BRIEF:
Show each line that has the string "this" in it.

Data records:
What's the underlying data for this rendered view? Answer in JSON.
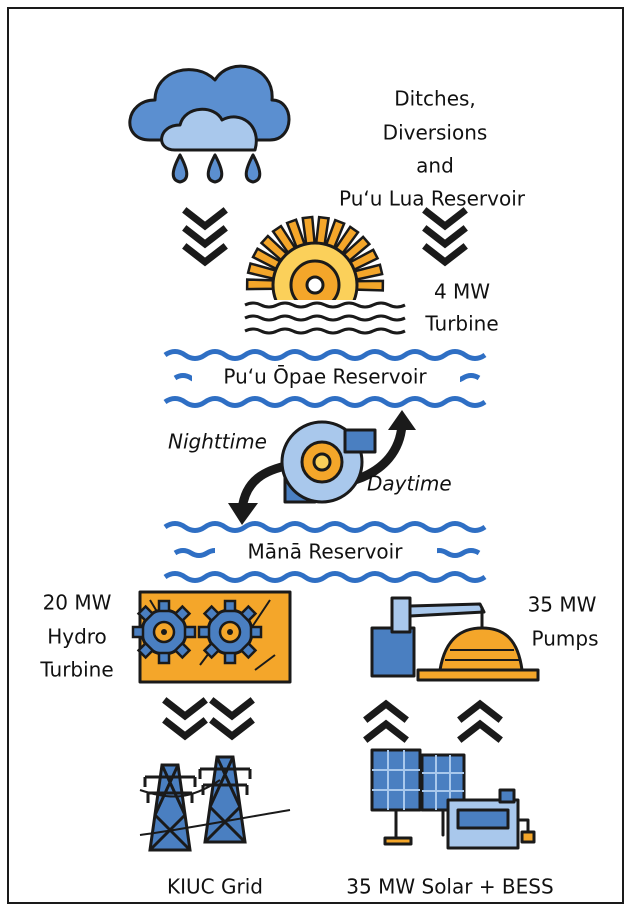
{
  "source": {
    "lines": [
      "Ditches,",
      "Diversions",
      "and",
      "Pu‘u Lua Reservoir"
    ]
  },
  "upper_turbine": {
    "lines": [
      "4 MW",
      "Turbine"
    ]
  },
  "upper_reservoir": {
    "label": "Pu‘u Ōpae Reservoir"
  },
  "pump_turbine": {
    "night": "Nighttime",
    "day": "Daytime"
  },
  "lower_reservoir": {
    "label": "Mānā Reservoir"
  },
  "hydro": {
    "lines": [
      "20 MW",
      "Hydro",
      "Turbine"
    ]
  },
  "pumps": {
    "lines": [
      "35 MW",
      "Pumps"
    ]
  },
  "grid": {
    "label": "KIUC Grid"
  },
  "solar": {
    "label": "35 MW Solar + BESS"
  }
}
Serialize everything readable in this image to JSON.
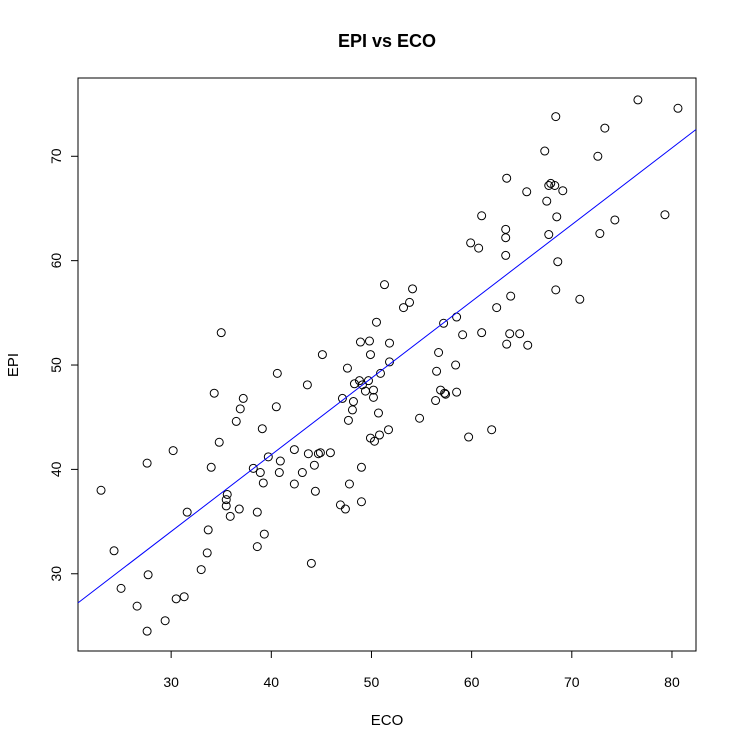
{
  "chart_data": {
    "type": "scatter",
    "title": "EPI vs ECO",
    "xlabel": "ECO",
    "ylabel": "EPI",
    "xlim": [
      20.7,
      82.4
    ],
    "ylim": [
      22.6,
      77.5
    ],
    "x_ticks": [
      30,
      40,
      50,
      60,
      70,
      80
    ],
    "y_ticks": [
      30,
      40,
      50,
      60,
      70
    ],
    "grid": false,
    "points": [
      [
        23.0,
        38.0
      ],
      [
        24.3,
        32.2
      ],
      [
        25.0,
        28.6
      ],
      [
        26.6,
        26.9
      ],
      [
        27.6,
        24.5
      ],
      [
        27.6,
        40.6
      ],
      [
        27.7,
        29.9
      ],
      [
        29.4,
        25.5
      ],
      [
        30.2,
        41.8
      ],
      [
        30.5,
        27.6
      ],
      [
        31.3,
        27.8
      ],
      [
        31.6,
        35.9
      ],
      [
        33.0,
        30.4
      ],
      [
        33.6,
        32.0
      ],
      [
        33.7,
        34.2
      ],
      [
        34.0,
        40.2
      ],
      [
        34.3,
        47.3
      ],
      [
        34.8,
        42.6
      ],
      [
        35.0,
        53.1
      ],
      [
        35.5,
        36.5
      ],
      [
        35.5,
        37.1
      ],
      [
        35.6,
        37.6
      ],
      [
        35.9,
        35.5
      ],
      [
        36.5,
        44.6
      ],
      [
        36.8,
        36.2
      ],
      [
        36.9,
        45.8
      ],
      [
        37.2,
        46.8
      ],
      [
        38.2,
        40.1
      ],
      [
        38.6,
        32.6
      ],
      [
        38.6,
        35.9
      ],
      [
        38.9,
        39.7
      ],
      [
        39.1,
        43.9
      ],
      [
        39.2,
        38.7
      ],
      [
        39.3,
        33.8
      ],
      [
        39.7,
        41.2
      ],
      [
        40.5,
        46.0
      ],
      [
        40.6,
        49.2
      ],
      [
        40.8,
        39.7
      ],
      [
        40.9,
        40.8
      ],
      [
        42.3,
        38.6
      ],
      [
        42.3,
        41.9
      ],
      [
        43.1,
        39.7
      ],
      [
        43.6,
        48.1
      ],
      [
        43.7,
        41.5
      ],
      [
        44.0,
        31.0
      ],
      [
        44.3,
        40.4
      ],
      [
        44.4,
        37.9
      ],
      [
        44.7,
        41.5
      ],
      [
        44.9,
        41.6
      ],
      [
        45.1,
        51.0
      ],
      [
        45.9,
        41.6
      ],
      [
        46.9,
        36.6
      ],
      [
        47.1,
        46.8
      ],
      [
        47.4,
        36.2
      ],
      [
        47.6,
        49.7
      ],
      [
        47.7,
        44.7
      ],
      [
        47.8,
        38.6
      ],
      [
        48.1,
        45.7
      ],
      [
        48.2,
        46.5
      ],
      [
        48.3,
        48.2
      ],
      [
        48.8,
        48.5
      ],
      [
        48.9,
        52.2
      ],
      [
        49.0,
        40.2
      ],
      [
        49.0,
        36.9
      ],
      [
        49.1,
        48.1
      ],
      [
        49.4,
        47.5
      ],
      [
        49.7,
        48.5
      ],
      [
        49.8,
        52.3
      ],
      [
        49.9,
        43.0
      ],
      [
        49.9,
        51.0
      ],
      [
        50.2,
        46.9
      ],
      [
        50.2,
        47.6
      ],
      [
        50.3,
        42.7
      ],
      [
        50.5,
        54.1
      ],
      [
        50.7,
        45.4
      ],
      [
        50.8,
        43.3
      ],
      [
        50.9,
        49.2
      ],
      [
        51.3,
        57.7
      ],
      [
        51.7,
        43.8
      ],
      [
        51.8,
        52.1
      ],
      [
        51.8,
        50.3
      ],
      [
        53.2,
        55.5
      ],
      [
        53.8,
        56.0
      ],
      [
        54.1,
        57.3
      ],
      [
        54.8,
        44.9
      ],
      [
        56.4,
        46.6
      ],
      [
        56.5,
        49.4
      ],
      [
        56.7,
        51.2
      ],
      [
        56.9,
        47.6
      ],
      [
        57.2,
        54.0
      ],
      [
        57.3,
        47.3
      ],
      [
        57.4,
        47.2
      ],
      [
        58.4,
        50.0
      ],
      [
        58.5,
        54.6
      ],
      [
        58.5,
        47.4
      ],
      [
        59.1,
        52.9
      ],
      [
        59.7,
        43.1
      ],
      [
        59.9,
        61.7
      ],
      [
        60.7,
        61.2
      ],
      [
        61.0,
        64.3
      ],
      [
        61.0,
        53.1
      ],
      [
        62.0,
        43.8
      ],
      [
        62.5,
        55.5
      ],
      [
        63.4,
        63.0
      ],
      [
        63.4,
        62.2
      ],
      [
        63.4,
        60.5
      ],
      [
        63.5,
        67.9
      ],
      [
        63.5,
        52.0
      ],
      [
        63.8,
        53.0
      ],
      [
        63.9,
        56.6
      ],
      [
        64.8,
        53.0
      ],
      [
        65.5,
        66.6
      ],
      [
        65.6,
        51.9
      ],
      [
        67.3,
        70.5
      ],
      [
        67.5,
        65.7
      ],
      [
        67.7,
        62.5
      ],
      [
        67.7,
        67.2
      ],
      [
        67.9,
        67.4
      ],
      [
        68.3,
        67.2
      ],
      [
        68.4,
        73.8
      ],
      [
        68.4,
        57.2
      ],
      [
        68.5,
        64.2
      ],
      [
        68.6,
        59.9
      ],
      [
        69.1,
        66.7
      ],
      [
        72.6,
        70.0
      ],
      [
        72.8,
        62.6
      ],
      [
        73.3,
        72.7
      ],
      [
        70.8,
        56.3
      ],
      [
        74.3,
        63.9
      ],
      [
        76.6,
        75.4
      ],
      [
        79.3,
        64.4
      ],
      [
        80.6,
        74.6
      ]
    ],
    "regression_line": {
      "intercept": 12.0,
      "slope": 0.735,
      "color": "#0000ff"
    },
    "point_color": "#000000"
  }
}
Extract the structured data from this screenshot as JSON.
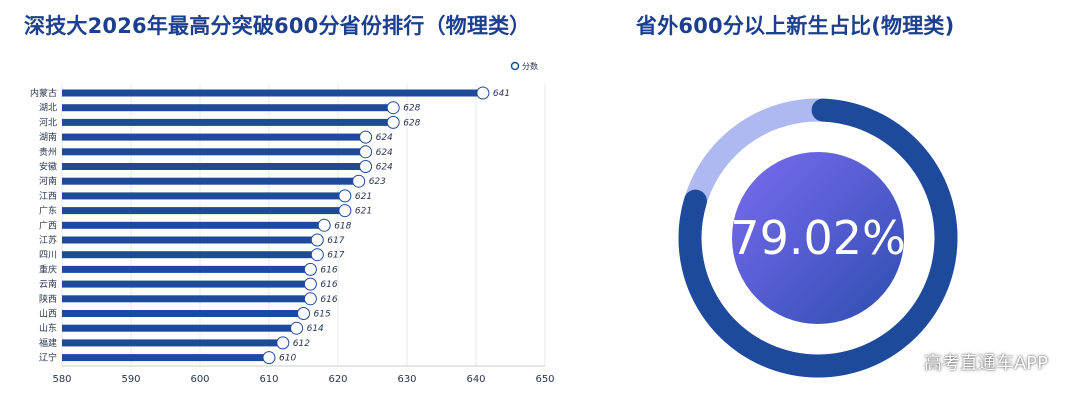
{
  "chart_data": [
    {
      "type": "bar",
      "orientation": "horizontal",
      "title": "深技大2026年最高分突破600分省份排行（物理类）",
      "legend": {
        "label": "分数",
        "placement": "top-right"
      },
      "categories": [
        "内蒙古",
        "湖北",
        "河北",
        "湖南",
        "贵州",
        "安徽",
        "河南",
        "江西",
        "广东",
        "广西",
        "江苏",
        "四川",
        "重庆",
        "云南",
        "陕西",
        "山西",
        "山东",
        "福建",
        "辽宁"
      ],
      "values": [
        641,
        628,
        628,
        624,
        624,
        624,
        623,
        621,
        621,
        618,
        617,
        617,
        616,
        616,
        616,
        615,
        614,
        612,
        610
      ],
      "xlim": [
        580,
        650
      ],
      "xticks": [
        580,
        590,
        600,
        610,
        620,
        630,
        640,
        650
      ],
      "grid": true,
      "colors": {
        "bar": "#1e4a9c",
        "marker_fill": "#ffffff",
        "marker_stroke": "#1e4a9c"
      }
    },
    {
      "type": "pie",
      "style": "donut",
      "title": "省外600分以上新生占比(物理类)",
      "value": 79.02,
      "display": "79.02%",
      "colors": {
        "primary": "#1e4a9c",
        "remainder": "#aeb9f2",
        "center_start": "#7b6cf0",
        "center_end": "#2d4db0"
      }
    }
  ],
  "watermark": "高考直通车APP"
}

WRITTEN RESPONSE:
What's the underlying data for this rendered view? Answer in JSON.
Serialize everything readable in this image to JSON.
Extract the structured data from this screenshot as JSON.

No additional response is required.